To do:
Transcribe all records exactly.
== Available data ==
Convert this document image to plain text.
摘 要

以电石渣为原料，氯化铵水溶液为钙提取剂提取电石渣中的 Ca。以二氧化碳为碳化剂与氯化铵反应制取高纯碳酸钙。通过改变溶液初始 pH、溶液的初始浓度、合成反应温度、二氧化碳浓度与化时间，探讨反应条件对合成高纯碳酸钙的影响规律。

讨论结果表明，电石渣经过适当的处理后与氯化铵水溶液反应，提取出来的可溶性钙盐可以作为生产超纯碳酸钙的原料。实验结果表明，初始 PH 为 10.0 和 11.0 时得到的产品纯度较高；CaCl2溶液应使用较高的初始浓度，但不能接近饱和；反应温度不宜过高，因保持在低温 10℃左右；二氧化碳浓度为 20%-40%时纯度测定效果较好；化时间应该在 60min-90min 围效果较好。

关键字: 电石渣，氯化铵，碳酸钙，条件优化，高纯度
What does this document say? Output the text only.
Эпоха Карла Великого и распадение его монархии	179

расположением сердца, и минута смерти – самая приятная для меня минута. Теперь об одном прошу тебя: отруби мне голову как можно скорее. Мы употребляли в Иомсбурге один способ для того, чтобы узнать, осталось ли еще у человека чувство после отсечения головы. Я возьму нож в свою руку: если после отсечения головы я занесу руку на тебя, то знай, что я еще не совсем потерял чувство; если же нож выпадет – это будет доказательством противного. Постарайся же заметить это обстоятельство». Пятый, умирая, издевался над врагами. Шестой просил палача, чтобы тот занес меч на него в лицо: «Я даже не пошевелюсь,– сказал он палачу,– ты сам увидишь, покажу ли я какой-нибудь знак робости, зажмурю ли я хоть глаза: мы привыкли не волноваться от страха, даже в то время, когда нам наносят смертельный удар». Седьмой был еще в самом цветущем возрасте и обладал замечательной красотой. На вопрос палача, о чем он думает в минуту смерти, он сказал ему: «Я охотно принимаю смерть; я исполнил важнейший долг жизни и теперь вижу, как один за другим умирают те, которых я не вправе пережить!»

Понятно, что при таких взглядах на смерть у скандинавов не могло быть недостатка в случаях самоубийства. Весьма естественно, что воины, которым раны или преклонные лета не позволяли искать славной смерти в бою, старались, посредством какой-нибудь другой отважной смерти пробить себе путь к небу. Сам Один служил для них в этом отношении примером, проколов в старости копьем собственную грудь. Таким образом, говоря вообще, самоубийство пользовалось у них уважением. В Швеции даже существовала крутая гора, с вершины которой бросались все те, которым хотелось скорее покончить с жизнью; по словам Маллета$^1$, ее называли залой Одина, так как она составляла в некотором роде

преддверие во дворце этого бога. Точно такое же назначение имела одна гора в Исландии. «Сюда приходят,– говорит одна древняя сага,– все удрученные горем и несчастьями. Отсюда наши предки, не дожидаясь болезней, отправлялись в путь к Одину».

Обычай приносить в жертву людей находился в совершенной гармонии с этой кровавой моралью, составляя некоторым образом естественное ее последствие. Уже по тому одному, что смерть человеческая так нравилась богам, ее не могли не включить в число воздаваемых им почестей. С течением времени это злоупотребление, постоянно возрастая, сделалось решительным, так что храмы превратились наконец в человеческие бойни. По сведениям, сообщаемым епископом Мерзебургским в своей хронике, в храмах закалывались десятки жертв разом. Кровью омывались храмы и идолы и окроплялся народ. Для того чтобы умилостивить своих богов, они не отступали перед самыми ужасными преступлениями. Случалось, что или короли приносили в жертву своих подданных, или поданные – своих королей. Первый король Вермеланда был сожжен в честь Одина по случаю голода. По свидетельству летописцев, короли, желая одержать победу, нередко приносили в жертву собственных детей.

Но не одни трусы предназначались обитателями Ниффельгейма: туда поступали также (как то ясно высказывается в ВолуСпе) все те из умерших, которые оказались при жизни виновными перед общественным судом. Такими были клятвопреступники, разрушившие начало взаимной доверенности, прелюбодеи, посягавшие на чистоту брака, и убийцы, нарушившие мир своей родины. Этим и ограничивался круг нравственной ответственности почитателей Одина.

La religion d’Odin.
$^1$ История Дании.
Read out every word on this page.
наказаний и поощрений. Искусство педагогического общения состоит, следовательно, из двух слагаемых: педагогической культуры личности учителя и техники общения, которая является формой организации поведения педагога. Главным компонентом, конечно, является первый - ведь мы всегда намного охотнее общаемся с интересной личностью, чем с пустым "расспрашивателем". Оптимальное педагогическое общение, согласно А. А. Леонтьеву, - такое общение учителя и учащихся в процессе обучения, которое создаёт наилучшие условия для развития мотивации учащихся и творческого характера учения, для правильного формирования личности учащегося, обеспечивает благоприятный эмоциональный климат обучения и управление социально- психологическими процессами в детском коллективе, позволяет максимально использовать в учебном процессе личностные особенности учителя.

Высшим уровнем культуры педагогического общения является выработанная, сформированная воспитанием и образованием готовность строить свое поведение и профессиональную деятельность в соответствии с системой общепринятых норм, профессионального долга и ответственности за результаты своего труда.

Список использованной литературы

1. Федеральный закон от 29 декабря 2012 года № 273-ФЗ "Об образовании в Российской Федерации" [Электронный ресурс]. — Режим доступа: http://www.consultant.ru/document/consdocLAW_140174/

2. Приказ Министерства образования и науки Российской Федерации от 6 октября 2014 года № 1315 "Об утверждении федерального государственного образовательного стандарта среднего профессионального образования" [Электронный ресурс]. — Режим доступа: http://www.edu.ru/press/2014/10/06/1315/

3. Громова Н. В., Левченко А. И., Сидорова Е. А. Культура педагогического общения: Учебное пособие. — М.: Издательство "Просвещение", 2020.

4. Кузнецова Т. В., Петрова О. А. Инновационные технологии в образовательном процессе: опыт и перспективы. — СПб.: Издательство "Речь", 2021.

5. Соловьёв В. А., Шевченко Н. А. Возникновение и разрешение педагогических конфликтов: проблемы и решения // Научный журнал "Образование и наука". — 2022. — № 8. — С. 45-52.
===
Finished answer:
Convert this document image to plain text.
摘 要

以电石渣为原料，氯化铵水溶液为钙提取剂提取电石渣中的 Ca。以二氧化碳为碳化剂与氯化铵反应制取高纯碳酸钙。通过改变溶液初始 pH、溶液的初始浓度、合成反应温度、二氧化碳浓度与化时间，探讨反应条件对合成高纯碳酸钙的影响规律。

讨论结果表明，电石渣经过适当的处理后与氯化铵水溶液反应，提取出来的可溶性钙盐可以作为生产超纯碳酸钙的原料。实验结果表明，初始 PH 为 10.0 和 11.0 时得到的产品纯度较高；CaCl2溶液应使用较高的初始浓度，但不能接近饱和；反应温度不宜过高，因保持在低温 10℃左右；二氧化碳浓度为 20%-40%时纯度测定效果较好；化时间应该在 60min-90min 围效果较好。

关键字: 电石渣，氯化铵，碳酸钙，条件优化，高纯度
What does this document say? Output the text only.
Эпоха Карла Великого и распадение его монархии	179

расположением сердца, и минута смерти – самая приятная для меня минута. Теперь об одном прошу тебя: отруби мне голову как можно скорее. Мы употребляли в Иомсбурге один способ для того, чтобы узнать, осталось ли еще у человека чувство после отсечения головы. Я возьму нож в свою руку: если после отсечения головы я занесу руку на тебя, то знай, что я еще не совсем потерял чувство; если же нож выпадет – это будет доказательством противного. Постарайся же заметить это обстоятельство». Пятый, умирая, издевался над врагами. Шестой просил палача, чтобы тот занес меч на него в лицо: «Я даже не пошевелюсь,– сказал он палачу,– ты сам увидишь, покажу ли я какой-нибудь знак робости, зажмурю ли я хоть глаза: мы привыкли не волноваться от страха, даже в то время, когда нам наносят смертельный удар». Седьмой был еще в самом цветущем возрасте и обладал замечательной красотой. На вопрос палача, о чем он думает в минуту смерти, он сказал ему: «Я охотно принимаю смерть; я исполнил важнейший долг жизни и теперь вижу, как один за другим умирают те, которых я не вправе пережить!»

Понятно, что при таких взглядах на смерть у скандинавов не могло быть недостатка в случаях самоубийства. Весьма естественно, что воины, которым раны или преклонные лета не позволяли искать славной смерти в бою, старались, посредством какой-нибудь другой отважной смерти пробить себе путь к небу. Сам Один служил для них в этом отношении примером, проколов в старости копьем собственную грудь. Таким образом, говоря вообще, самоубийство пользовалось у них уважением. В Швеции даже существовала крутая гора, с вершины которой бросались все те, которым хотелось скорее покончить с жизнью; по словам Маллета$^1$, ее называли залой Одина, так как она составляла в некотором роде

преддверие во дворце этого бога. Точно такое же назначение имела одна гора в Исландии. «Сюда приходят,– говорит одна древняя сага,– все удрученные горем и несчастьями. Отсюда наши предки, не дожидаясь болезней, отправлялись в путь к Одину».

Обычай приносить в жертву людей находился в совершенной гармонии с этой кровавой моралью, составляя некоторым образом естественное ее последствие. Уже по тому одному, что смерть человеческая так нравилась богам, ее не могли не включить в число воздаваемых им почестей. С течением времени это злоупотребление, постоянно возрастая, сделалось решительным, так что храмы превратились наконец в человеческие бойни. По сведениям, сообщаемым епископом Мерзебургским в своей хронике, в храмах закалывались десятки жертв разом. Кровью омывались храмы и идолы и окроплялся народ. Для того чтобы умилостивить своих богов, они не отступали перед самыми ужасными преступлениями. Случалось, что или короли приносили в жертву своих подданных, или поданные – своих королей. Первый король Вермеланда был сожжен в честь Одина по случаю голода. По свидетельству летописцев, короли, желая одержать победу, нередко приносили в жертву собственных детей.

Но не одни трусы предназначались обитателями Ниффельгейма: туда поступали также (как то ясно высказывается в ВолуСпе) все те из умерших, которые оказались при жизни виновными перед общественным судом. Такими были клятвопреступники, разрушившие начало взаимной доверенности, прелюбодеи, посягавшие на чистоту брака, и убийцы, нарушившие мир своей родины. Этим и ограничивался круг нравственной ответственности почитателей Одина.

La religion d’Odin.
$^1$ История Дании.
Read out every word on this page.
наказаний и поощрений. Искусство педагогического общения состоит, следовательно, из двух слагаемых: педагогической культуры личности учителя и техники общения, которая является формой организации поведения педагога. Главным компонентом, конечно, является первый - ведь мы всегда намного охотнее общаемся с интересной личностью, чем с пустым "расспрашивателем". Оптимальное педагогическое общение, согласно А. А. Леонтьеву, - такое общение учителя и учащихся в процессе обучения, которое создаёт наилучшие условия для развития мотивации учащихся и творческого характера учения, для правильного формирования личности учащегося, обеспечивает благоприятный эмоциональный климат обучения и управление социально- психологическими процессами в детском коллективе, позволяет максимально использовать в учебном процессе личностные особенности учителя.

Высшим уровнем культуры педагогического общения является выработанная, сформированная воспитанием и образованием готовность строить свое поведение и профессиональную деятельность в соответствии с системой общепринятых норм, профессионального долга и ответственности за результаты своего труда.

Список использованной литературы

1. Федеральный закон от 29 декабря 2012 года № 273-ФЗ "Об образовании в Российской Федерации" [Электронный ресурс]. — Режим доступа: http://www.consultant.ru/document/consdocLAW_140174/

2. Приказ Министерства образования и науки Российской Федерации от 6 октября 2014 года № 1315 "Об утверждении федерального государственного образовательного стандарта среднего профессионального образования" [Электронный ресурс]. — Режим доступа: http://www.edu.ru/press/2014/10/06/1315/

3. Громова Н. В., Левченко А. И., Сидорова Е. А. Культура педагогического общения: Учебное пособие. — М.: Издательство "Просвещение", 2020.

4. Кузнецова Т. В., Петрова О. А. Инновационные технологии в образовательном процессе: опыт и перспективы. — СПб.: Издательство "Речь", 2021.

5. Соловьёв В. А., Шевченко Н. А. Возникновение и разрешение педагогических конфликтов: проблемы и решения // Научный журнал "Образование и наука". — 2022. — № 8. — С. 45-52.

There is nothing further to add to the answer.